**Extracted material:**
* * *

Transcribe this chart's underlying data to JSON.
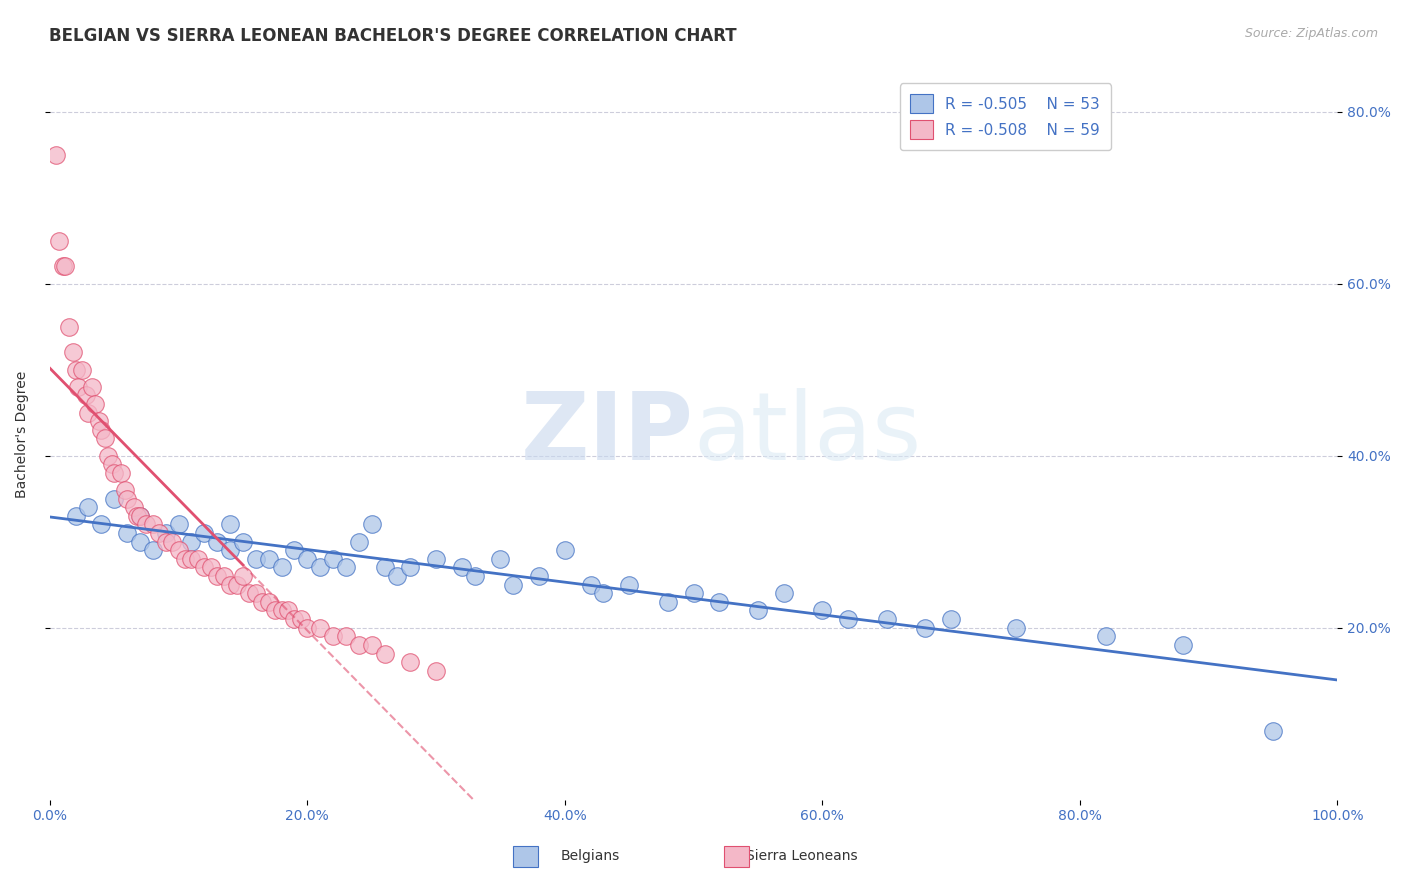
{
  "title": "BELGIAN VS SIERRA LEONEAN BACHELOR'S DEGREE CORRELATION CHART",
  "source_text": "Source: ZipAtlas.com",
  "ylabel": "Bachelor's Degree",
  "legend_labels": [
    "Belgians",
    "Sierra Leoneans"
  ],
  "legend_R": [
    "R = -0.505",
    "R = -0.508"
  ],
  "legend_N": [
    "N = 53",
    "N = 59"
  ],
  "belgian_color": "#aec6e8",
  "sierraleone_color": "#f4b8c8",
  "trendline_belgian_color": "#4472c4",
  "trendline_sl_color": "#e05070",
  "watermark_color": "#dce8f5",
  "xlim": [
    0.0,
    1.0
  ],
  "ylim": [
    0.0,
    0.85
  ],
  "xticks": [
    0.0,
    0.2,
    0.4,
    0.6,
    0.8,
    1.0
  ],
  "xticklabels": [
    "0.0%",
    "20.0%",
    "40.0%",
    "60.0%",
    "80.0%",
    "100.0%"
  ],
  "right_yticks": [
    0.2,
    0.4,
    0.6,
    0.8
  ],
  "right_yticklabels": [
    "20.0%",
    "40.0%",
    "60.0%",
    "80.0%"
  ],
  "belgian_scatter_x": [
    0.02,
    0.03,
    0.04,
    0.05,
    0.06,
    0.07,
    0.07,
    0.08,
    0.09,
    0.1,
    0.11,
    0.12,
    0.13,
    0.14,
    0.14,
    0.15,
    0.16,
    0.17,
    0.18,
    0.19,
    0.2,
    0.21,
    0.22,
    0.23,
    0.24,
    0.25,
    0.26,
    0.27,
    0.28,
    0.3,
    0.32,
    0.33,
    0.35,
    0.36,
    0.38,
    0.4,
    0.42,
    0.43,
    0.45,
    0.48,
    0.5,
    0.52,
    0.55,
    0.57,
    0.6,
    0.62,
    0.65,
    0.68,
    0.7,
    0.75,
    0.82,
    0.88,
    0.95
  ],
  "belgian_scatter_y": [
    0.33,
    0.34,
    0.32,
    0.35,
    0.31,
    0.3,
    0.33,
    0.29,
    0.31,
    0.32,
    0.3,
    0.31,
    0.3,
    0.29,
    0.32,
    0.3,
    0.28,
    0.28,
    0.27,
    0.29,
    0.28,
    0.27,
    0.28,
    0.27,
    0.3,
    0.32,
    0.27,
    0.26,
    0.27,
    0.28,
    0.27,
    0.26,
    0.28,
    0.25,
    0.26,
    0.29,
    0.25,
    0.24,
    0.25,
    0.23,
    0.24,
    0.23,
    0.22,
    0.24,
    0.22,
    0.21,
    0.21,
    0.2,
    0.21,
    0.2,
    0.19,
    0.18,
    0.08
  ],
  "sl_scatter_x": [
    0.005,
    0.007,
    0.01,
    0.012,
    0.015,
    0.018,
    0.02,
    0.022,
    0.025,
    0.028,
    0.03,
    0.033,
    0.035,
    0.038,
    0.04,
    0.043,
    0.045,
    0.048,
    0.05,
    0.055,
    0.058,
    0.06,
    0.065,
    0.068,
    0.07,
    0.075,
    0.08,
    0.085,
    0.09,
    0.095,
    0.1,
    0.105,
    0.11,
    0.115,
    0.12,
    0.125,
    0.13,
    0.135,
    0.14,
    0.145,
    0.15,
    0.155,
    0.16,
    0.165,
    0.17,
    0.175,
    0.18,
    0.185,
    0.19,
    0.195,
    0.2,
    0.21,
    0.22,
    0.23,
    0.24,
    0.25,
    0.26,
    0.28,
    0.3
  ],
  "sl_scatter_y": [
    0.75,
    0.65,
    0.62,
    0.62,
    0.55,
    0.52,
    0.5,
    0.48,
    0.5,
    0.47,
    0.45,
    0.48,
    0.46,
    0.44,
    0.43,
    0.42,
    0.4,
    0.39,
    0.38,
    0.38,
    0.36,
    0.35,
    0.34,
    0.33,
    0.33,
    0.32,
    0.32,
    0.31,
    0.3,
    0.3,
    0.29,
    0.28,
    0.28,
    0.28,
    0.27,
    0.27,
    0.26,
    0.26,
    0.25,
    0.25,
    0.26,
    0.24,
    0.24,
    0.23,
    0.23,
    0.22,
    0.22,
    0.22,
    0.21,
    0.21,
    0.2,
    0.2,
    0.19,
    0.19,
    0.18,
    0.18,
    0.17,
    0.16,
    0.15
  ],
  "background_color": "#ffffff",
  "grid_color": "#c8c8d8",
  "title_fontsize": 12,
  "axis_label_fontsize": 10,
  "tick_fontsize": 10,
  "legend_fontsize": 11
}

* * *

Transcribe all the records above word for word, without their images.

Transcribe this chart's underlying data to JSON.
{
  "title": "BELGIAN VS SIERRA LEONEAN BACHELOR'S DEGREE CORRELATION CHART",
  "source_text": "Source: ZipAtlas.com",
  "ylabel": "Bachelor's Degree",
  "legend_labels": [
    "Belgians",
    "Sierra Leoneans"
  ],
  "legend_R": [
    "R = -0.505",
    "R = -0.508"
  ],
  "legend_N": [
    "N = 53",
    "N = 59"
  ],
  "belgian_color": "#aec6e8",
  "sierraleone_color": "#f4b8c8",
  "trendline_belgian_color": "#4472c4",
  "trendline_sl_color": "#e05070",
  "watermark_color": "#dce8f5",
  "xlim": [
    0.0,
    1.0
  ],
  "ylim": [
    0.0,
    0.85
  ],
  "xticks": [
    0.0,
    0.2,
    0.4,
    0.6,
    0.8,
    1.0
  ],
  "xticklabels": [
    "0.0%",
    "20.0%",
    "40.0%",
    "60.0%",
    "80.0%",
    "100.0%"
  ],
  "right_yticks": [
    0.2,
    0.4,
    0.6,
    0.8
  ],
  "right_yticklabels": [
    "20.0%",
    "40.0%",
    "60.0%",
    "80.0%"
  ],
  "belgian_scatter_x": [
    0.02,
    0.03,
    0.04,
    0.05,
    0.06,
    0.07,
    0.07,
    0.08,
    0.09,
    0.1,
    0.11,
    0.12,
    0.13,
    0.14,
    0.14,
    0.15,
    0.16,
    0.17,
    0.18,
    0.19,
    0.2,
    0.21,
    0.22,
    0.23,
    0.24,
    0.25,
    0.26,
    0.27,
    0.28,
    0.3,
    0.32,
    0.33,
    0.35,
    0.36,
    0.38,
    0.4,
    0.42,
    0.43,
    0.45,
    0.48,
    0.5,
    0.52,
    0.55,
    0.57,
    0.6,
    0.62,
    0.65,
    0.68,
    0.7,
    0.75,
    0.82,
    0.88,
    0.95
  ],
  "belgian_scatter_y": [
    0.33,
    0.34,
    0.32,
    0.35,
    0.31,
    0.3,
    0.33,
    0.29,
    0.31,
    0.32,
    0.3,
    0.31,
    0.3,
    0.29,
    0.32,
    0.3,
    0.28,
    0.28,
    0.27,
    0.29,
    0.28,
    0.27,
    0.28,
    0.27,
    0.3,
    0.32,
    0.27,
    0.26,
    0.27,
    0.28,
    0.27,
    0.26,
    0.28,
    0.25,
    0.26,
    0.29,
    0.25,
    0.24,
    0.25,
    0.23,
    0.24,
    0.23,
    0.22,
    0.24,
    0.22,
    0.21,
    0.21,
    0.2,
    0.21,
    0.2,
    0.19,
    0.18,
    0.08
  ],
  "sl_scatter_x": [
    0.005,
    0.007,
    0.01,
    0.012,
    0.015,
    0.018,
    0.02,
    0.022,
    0.025,
    0.028,
    0.03,
    0.033,
    0.035,
    0.038,
    0.04,
    0.043,
    0.045,
    0.048,
    0.05,
    0.055,
    0.058,
    0.06,
    0.065,
    0.068,
    0.07,
    0.075,
    0.08,
    0.085,
    0.09,
    0.095,
    0.1,
    0.105,
    0.11,
    0.115,
    0.12,
    0.125,
    0.13,
    0.135,
    0.14,
    0.145,
    0.15,
    0.155,
    0.16,
    0.165,
    0.17,
    0.175,
    0.18,
    0.185,
    0.19,
    0.195,
    0.2,
    0.21,
    0.22,
    0.23,
    0.24,
    0.25,
    0.26,
    0.28,
    0.3
  ],
  "sl_scatter_y": [
    0.75,
    0.65,
    0.62,
    0.62,
    0.55,
    0.52,
    0.5,
    0.48,
    0.5,
    0.47,
    0.45,
    0.48,
    0.46,
    0.44,
    0.43,
    0.42,
    0.4,
    0.39,
    0.38,
    0.38,
    0.36,
    0.35,
    0.34,
    0.33,
    0.33,
    0.32,
    0.32,
    0.31,
    0.3,
    0.3,
    0.29,
    0.28,
    0.28,
    0.28,
    0.27,
    0.27,
    0.26,
    0.26,
    0.25,
    0.25,
    0.26,
    0.24,
    0.24,
    0.23,
    0.23,
    0.22,
    0.22,
    0.22,
    0.21,
    0.21,
    0.2,
    0.2,
    0.19,
    0.19,
    0.18,
    0.18,
    0.17,
    0.16,
    0.15
  ],
  "background_color": "#ffffff",
  "grid_color": "#c8c8d8",
  "title_fontsize": 12,
  "axis_label_fontsize": 10,
  "tick_fontsize": 10,
  "legend_fontsize": 11
}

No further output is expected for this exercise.